# start of Data supplied

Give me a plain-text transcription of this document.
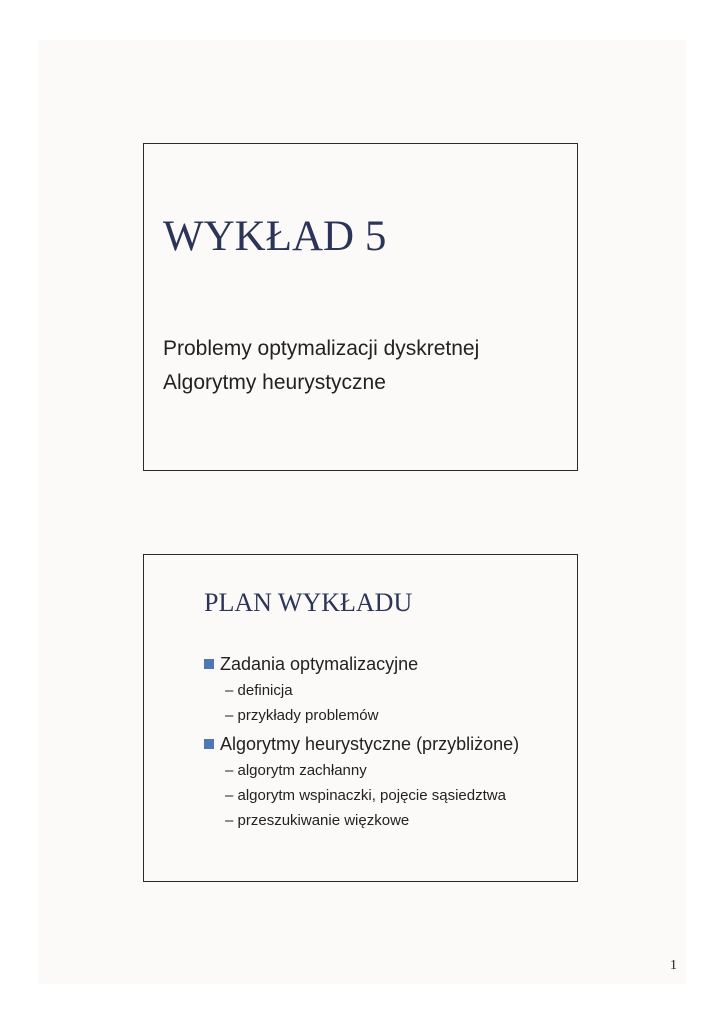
WYKŁAD 5
Problemy optymalizacji dyskretnej
Algorytmy heurystyczne
PLAN WYKŁADU
Zadania optymalizacyjne
– definicja
– przykłady problemów
Algorytmy heurystyczne (przybliżone)
– algorytm zachłanny
– algorytm wspinaczki, pojęcie sąsiedztwa
– przeszukiwanie więzkowe
1
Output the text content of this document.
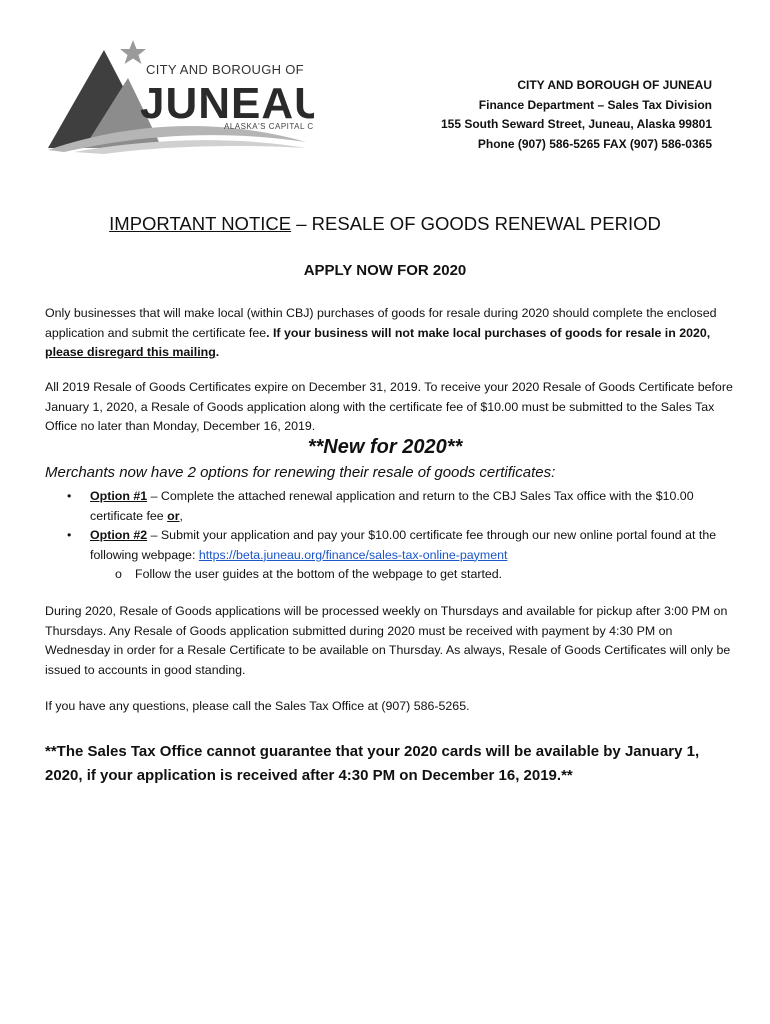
CITY AND BOROUGH OF
JUNEAU
ALASKA'S CAPITAL C
CITY AND BOROUGH OF JUNEAU
Finance Department – Sales Tax Division
155 South Seward Street, Juneau, Alaska 99801
Phone (907) 586-5265 FAX (907) 586-0365
IMPORTANT NOTICE – RESALE OF GOODS RENEWAL PERIOD
APPLY NOW FOR 2020
Only businesses that will make local (within CBJ) purchases of goods for resale during 2020 should complete the enclosed application and submit the certificate fee. If your business will not make local purchases of goods for resale in 2020, please disregard this mailing.
All 2019 Resale of Goods Certificates expire on December 31, 2019. To receive your 2020 Resale of Goods Certificate before January 1, 2020, a Resale of Goods application along with the certificate fee of $10.00 must be submitted to the Sales Tax Office no later than Monday, December 16, 2019.
**New for 2020**
Merchants now have 2 options for renewing their resale of goods certificates:
• Option #1 – Complete the attached renewal application and return to the CBJ Sales Tax office with the $10.00 certificate fee or,
• Option #2 – Submit your application and pay your $10.00 certificate fee through our new online portal found at the following webpage: https://beta.juneau.org/finance/sales-tax-online-payment
o Follow the user guides at the bottom of the webpage to get started.
During 2020, Resale of Goods applications will be processed weekly on Thursdays and available for pickup after 3:00 PM on Thursdays. Any Resale of Goods application submitted during 2020 must be received with payment by 4:30 PM on Wednesday in order for a Resale Certificate to be available on Thursday. As always, Resale of Goods Certificates will only be issued to accounts in good standing.
If you have any questions, please call the Sales Tax Office at (907) 586-5265.
**The Sales Tax Office cannot guarantee that your 2020 cards will be available by January 1, 2020, if your application is received after 4:30 PM on December 16, 2019.**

# end of Data supplied

Exercise directions »
Leave every image out, and retype the material exactly.

Exercise answer »
Give me a plain-text transcription of this document.
WYKŁAD 5
Problemy optymalizacji dyskretnej
Algorytmy heurystyczne
PLAN WYKŁADU
Zadania optymalizacyjne
– definicja
– przykłady problemów
Algorytmy heurystyczne (przybliżone)
– algorytm zachłanny
– algorytm wspinaczki, pojęcie sąsiedztwa
– przeszukiwanie więzkowe
1
Output the text content of this document.
CITY AND BOROUGH OF
JUNEAU
ALASKA'S CAPITAL C
CITY AND BOROUGH OF JUNEAU
Finance Department – Sales Tax Division
155 South Seward Street, Juneau, Alaska 99801
Phone (907) 586-5265 FAX (907) 586-0365
IMPORTANT NOTICE – RESALE OF GOODS RENEWAL PERIOD
APPLY NOW FOR 2020
Only businesses that will make local (within CBJ) purchases of goods for resale during 2020 should complete the enclosed application and submit the certificate fee. If your business will not make local purchases of goods for resale in 2020, please disregard this mailing.
All 2019 Resale of Goods Certificates expire on December 31, 2019. To receive your 2020 Resale of Goods Certificate before January 1, 2020, a Resale of Goods application along with the certificate fee of $10.00 must be submitted to the Sales Tax Office no later than Monday, December 16, 2019.
**New for 2020**
Merchants now have 2 options for renewing their resale of goods certificates:
• Option #1 – Complete the attached renewal application and return to the CBJ Sales Tax office with the $10.00 certificate fee or,
• Option #2 – Submit your application and pay your $10.00 certificate fee through our new online portal found at the following webpage: https://beta.juneau.org/finance/sales-tax-online-payment
o Follow the user guides at the bottom of the webpage to get started.
During 2020, Resale of Goods applications will be processed weekly on Thursdays and available for pickup after 3:00 PM on Thursdays. Any Resale of Goods application submitted during 2020 must be received with payment by 4:30 PM on Wednesday in order for a Resale Certificate to be available on Thursday. As always, Resale of Goods Certificates will only be issued to accounts in good standing.
If you have any questions, please call the Sales Tax Office at (907) 586-5265.
**The Sales Tax Office cannot guarantee that your 2020 cards will be available by January 1, 2020, if your application is received after 4:30 PM on December 16, 2019.**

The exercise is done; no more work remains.